# [Aim of the exercise]
Go over the records and copy every line with the string "Watching".

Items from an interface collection
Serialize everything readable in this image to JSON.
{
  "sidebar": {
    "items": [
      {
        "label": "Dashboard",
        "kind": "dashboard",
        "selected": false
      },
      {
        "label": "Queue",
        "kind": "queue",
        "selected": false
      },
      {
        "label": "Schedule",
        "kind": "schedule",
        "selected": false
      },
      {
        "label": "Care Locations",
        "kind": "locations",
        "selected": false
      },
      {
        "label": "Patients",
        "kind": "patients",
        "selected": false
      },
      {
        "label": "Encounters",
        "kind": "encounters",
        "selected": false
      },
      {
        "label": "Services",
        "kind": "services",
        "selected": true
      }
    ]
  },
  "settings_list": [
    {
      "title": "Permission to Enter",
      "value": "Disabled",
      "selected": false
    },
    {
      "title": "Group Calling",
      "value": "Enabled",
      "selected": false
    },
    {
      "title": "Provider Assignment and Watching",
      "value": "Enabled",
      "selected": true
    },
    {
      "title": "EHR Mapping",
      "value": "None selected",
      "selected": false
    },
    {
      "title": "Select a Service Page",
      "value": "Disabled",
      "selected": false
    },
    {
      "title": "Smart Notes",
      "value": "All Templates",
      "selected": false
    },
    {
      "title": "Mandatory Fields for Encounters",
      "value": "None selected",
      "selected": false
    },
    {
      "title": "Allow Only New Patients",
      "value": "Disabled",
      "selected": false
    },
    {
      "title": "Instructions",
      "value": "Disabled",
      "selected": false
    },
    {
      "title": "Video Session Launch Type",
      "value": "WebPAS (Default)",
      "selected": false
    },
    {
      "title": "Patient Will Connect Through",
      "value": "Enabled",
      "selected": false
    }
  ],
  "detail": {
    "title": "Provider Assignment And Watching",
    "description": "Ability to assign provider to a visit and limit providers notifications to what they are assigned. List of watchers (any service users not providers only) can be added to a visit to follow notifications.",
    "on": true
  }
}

# [Solution]
      "title": "Provider Assignment and Watching",
    "title": "Provider Assignment And Watching",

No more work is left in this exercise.